PAGE:
━━━━━━━━━━━━━━━━

# Stem-length & adjustable angle stems



## fixit-daddy (Feb 23, 2010)

I've seen several threads that seem to imply that stems shorter than 90mm are "too short"... I measured the stem on my early 80's road-bike at 2-1/2" (63.5mm) from center of quill to center of handle-bar. (75-degree angle). 

I'm considering replacing the quill with an adjustable one - to get both a little more height and longer extension and am wondering:

1) If stems <90mm are bad - why was my bike built with one that's a full inch shorter than that ?

2) What impact will a longer stem have on handling. (The one I'm considering is available in both 90mm and 110mm length.)


----------



## re-cyclist (Sep 12, 2008)

I have a 60mm stem on my bike to compensate for a top tube that's probably too long. It works fine for me, but I'm interested to hear others' opinion on this subject.


----------



## Mr. Versatile (Nov 24, 2005)

Who says they're too short? All they do is hold the bars. They're hardly involved in steering the bike. Bikes steer by leaning over, not turning the handlebars. This effectively takes the stem out of play as anything but a bar holder.

BTW, I use a 140mm stem on my bike. Maybe somebody will say that's too long. It's not.


----------



## Opus51569 (Jul 21, 2009)

I just swapped out the stock 110mm stem on my bike with a 100mm adjustable stem. I haven't been able to take it out yet for a first-hand account of the difference it makes. I can tell you, though that the conventional wisdom of those who argue about stem length is that the shorter the stem, the shorter the turn radius for the handlebars. Like cars with different sized steering wheels. So, subtle steering changes have a more dramatic effect on the road. Some folks characterize this as making the bike's handling more "squirrely".

I'll pass along some good advice I received, if the stem setup works for you, pay no attention to the "conventional wisdom".

━━━━━━━━━━━━━━━━

LISTED ENTRIES:
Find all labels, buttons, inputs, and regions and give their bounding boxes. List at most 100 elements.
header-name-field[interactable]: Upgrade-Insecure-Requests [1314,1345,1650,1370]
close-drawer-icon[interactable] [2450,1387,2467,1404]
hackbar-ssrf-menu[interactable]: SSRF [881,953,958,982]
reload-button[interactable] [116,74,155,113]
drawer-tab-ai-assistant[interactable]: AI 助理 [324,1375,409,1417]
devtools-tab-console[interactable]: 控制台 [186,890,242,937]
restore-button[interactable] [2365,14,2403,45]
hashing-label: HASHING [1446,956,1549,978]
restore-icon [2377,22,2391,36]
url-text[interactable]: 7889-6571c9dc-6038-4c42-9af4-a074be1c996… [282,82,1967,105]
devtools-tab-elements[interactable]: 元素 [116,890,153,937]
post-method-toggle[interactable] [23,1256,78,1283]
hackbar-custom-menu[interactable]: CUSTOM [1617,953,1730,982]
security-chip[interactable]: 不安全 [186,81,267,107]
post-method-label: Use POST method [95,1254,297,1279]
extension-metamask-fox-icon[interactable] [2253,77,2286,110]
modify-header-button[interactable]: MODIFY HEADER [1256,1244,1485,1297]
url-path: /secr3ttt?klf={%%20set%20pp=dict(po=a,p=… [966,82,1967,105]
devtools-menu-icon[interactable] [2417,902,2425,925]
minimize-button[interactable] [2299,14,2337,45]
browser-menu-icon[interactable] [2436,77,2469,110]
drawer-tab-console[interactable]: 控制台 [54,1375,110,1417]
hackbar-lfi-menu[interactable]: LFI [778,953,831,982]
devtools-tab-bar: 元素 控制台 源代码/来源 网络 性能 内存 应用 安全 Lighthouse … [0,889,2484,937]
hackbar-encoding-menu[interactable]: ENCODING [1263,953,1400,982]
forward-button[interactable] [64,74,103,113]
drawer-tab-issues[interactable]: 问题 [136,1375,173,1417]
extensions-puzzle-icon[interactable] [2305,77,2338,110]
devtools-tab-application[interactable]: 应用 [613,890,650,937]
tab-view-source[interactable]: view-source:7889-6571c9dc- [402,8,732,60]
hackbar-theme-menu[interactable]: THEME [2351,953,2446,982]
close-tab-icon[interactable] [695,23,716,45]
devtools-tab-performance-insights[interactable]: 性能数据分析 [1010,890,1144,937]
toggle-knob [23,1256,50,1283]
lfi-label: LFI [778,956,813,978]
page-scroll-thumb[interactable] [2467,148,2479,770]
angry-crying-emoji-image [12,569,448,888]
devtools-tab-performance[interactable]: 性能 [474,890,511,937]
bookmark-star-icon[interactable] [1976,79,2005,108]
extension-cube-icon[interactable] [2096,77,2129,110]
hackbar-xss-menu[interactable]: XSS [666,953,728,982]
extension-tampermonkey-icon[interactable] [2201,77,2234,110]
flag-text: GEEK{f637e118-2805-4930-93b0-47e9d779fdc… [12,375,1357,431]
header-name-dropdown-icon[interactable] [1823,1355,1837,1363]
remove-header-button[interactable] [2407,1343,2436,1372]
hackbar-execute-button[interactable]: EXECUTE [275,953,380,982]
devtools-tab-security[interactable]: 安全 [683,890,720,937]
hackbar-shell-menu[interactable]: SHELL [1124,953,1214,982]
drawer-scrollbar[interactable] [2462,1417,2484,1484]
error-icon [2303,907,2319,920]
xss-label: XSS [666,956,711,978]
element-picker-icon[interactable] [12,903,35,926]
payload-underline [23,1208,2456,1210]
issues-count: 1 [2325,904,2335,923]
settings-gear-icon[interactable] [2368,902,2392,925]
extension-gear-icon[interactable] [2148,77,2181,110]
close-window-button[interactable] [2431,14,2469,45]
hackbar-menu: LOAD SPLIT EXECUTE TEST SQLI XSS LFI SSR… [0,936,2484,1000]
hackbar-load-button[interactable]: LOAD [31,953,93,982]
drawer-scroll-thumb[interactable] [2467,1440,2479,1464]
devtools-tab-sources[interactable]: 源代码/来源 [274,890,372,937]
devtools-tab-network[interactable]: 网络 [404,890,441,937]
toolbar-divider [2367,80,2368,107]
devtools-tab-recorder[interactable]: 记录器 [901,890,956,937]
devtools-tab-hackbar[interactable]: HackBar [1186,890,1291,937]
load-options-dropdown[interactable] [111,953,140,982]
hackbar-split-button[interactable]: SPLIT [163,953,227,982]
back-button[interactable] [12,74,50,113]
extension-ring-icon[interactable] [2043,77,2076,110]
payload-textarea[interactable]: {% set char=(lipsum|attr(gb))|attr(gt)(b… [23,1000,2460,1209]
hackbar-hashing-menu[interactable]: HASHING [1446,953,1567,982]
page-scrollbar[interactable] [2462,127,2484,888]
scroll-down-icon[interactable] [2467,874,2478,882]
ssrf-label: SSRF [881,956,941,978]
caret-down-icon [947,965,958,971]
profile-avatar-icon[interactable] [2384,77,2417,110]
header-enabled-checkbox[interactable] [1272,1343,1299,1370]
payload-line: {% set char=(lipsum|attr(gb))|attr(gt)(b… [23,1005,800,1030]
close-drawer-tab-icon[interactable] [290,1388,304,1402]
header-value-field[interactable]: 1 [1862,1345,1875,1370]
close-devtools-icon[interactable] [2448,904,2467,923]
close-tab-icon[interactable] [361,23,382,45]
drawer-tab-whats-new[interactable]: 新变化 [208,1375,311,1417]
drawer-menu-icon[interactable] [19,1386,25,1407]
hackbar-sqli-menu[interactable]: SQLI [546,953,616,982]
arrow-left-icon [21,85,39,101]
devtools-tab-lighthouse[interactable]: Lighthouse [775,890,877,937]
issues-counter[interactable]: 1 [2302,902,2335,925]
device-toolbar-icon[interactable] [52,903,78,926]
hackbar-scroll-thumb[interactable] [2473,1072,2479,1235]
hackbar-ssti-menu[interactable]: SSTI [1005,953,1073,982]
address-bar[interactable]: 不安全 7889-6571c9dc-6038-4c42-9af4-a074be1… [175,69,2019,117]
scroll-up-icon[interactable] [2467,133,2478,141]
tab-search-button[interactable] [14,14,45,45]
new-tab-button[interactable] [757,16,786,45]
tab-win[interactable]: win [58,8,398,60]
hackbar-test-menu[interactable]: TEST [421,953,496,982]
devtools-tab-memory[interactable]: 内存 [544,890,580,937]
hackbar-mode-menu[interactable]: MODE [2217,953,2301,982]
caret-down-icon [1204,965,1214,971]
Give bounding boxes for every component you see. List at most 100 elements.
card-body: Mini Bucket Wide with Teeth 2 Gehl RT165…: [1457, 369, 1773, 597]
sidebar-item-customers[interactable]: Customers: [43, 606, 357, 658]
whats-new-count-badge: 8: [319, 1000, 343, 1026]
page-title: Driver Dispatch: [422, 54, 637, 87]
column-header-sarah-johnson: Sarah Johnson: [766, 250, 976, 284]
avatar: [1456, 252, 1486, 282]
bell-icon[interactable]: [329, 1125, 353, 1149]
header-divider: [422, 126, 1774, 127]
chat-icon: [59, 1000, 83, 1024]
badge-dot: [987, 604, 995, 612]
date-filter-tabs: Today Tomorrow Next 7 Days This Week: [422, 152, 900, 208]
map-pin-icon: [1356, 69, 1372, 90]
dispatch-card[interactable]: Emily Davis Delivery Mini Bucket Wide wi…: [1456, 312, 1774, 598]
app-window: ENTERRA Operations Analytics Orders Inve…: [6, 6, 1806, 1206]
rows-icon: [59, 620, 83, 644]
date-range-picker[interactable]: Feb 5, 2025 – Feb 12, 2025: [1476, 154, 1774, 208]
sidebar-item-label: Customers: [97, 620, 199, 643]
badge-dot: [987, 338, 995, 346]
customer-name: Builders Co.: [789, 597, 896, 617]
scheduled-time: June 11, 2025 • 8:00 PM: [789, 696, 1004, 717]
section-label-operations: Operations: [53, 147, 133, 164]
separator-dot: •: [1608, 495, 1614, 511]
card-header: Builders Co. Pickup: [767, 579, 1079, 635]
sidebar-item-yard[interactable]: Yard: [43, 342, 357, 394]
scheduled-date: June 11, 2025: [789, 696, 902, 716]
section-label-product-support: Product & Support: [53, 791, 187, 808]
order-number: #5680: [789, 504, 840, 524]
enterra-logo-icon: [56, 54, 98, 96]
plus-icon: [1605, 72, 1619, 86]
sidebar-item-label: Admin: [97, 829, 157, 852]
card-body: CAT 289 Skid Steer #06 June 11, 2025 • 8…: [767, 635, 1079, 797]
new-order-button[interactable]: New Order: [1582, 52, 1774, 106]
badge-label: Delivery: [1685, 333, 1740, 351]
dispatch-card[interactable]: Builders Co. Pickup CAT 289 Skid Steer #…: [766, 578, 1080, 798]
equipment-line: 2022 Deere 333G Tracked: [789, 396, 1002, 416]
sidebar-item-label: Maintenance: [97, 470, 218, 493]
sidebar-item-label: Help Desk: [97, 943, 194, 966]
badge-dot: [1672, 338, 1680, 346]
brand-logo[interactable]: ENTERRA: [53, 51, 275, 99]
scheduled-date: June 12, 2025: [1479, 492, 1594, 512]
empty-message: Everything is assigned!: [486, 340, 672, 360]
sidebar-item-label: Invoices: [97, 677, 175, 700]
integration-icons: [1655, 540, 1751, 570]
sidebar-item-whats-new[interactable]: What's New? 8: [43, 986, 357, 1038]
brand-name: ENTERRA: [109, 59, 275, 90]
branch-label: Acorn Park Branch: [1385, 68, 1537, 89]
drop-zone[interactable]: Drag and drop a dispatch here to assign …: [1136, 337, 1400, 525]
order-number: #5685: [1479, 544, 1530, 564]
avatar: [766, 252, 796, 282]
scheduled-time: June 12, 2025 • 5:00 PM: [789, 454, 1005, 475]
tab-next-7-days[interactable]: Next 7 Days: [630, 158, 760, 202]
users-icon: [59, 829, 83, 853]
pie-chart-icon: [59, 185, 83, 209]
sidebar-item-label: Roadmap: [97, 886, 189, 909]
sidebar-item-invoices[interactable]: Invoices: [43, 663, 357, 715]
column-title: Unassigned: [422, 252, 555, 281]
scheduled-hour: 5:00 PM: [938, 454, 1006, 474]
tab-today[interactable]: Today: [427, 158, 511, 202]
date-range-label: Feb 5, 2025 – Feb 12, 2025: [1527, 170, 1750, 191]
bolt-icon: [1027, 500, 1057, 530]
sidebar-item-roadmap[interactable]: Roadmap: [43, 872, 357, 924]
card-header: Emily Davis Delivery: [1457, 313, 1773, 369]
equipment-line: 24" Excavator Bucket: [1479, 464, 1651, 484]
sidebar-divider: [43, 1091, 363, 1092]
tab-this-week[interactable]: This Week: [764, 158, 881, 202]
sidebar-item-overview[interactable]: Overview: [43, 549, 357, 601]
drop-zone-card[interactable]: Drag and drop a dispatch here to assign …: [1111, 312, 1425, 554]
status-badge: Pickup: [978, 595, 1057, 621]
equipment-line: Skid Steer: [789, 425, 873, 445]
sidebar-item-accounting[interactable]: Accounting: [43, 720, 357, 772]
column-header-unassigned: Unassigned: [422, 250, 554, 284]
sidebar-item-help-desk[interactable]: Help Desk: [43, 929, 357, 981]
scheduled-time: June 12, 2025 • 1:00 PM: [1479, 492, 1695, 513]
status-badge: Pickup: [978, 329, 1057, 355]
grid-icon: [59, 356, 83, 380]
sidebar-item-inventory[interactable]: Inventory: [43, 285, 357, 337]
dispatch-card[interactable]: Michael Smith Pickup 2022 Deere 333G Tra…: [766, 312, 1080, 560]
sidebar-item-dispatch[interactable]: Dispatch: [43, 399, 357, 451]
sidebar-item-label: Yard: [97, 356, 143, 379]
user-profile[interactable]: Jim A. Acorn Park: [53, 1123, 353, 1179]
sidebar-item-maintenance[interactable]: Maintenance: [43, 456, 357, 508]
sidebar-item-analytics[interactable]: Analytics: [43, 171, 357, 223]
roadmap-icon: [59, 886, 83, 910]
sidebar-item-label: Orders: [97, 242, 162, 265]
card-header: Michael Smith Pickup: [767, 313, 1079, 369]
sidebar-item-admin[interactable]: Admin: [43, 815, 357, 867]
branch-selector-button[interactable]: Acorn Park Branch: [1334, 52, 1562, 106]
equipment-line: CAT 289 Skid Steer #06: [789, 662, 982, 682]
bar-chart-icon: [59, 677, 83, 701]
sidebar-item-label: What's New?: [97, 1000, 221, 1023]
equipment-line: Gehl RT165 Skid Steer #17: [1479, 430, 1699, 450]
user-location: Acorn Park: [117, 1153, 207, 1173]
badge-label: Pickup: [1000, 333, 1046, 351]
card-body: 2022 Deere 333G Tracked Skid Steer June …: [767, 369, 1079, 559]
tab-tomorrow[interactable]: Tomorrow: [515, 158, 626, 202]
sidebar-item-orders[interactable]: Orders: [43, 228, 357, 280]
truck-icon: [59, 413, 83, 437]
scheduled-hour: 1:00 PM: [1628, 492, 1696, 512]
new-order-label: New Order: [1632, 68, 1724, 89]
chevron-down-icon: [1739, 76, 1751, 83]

━━━━━━━━━━━━━━━━

WHAT YOU SHOULD DO:
Print everything in the stem-length thread from "## Mr. Versatile" down to "a bar holder.", word for word. None of the rows has anything to do with the stem-length thread.

OUTPUT FOR THIS EXERCISE:
## Mr. Versatile (Nov 24, 2005)

Who says they're too short? All they do is hold the bars. They're hardly involved in steering the bike. Bikes steer by leaning over, not turning the handlebars. This effectively takes the stem out of play as anything but a bar holder.